[Start DATA LISTING]

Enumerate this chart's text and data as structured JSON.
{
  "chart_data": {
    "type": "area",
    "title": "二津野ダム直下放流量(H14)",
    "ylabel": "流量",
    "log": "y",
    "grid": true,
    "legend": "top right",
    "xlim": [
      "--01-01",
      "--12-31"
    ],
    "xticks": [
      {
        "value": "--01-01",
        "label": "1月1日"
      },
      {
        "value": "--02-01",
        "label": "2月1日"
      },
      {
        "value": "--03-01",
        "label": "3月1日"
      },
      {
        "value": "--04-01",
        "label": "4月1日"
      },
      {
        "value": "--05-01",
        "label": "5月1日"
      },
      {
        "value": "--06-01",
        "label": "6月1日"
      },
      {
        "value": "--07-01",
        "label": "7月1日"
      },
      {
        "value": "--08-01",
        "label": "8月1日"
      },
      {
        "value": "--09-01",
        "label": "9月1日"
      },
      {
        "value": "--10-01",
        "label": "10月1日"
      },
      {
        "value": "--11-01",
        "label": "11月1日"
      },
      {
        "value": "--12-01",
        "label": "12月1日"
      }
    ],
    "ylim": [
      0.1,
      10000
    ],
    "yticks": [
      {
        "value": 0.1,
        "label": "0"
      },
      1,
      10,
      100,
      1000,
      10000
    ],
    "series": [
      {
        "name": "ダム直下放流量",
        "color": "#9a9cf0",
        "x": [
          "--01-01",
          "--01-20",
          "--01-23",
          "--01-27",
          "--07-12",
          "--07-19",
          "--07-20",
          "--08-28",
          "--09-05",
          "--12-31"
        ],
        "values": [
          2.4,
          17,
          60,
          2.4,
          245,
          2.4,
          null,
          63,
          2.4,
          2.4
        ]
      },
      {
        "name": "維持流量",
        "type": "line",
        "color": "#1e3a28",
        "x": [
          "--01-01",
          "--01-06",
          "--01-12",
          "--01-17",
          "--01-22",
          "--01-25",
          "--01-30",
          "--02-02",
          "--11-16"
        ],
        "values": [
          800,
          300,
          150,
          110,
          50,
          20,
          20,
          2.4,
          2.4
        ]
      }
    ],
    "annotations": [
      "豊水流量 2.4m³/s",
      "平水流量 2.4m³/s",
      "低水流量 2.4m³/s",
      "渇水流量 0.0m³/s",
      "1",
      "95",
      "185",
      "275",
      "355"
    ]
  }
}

[End DATA LISTING]

__SET TASK__
Copy out every entry again, exactly as it was given.

__RESPONSE TO THE TASK__
Enumerate this chart's text and data as structured JSON.
{
  "chart_data": {
    "type": "area",
    "title": "二津野ダム直下放流量(H14)",
    "ylabel": "流量",
    "log": "y",
    "grid": true,
    "legend": "top right",
    "xlim": [
      "--01-01",
      "--12-31"
    ],
    "xticks": [
      {
        "value": "--01-01",
        "label": "1月1日"
      },
      {
        "value": "--02-01",
        "label": "2月1日"
      },
      {
        "value": "--03-01",
        "label": "3月1日"
      },
      {
        "value": "--04-01",
        "label": "4月1日"
      },
      {
        "value": "--05-01",
        "label": "5月1日"
      },
      {
        "value": "--06-01",
        "label": "6月1日"
      },
      {
        "value": "--07-01",
        "label": "7月1日"
      },
      {
        "value": "--08-01",
        "label": "8月1日"
      },
      {
        "value": "--09-01",
        "label": "9月1日"
      },
      {
        "value": "--10-01",
        "label": "10月1日"
      },
      {
        "value": "--11-01",
        "label": "11月1日"
      },
      {
        "value": "--12-01",
        "label": "12月1日"
      }
    ],
    "ylim": [
      0.1,
      10000
    ],
    "yticks": [
      {
        "value": 0.1,
        "label": "0"
      },
      1,
      10,
      100,
      1000,
      10000
    ],
    "series": [
      {
        "name": "ダム直下放流量",
        "color": "#9a9cf0",
        "x": [
          "--01-01",
          "--01-20",
          "--01-23",
          "--01-27",
          "--07-12",
          "--07-19",
          "--07-20",
          "--08-28",
          "--09-05",
          "--12-31"
        ],
        "values": [
          2.4,
          17,
          60,
          2.4,
          245,
          2.4,
          null,
          63,
          2.4,
          2.4
        ]
      },
      {
        "name": "維持流量",
        "type": "line",
        "color": "#1e3a28",
        "x": [
          "--01-01",
          "--01-06",
          "--01-12",
          "--01-17",
          "--01-22",
          "--01-25",
          "--01-30",
          "--02-02",
          "--11-16"
        ],
        "values": [
          800,
          300,
          150,
          110,
          50,
          20,
          20,
          2.4,
          2.4
        ]
      }
    ],
    "annotations": [
      "豊水流量 2.4m³/s",
      "平水流量 2.4m³/s",
      "低水流量 2.4m³/s",
      "渇水流量 0.0m³/s",
      "1",
      "95",
      "185",
      "275",
      "355"
    ]
  }
}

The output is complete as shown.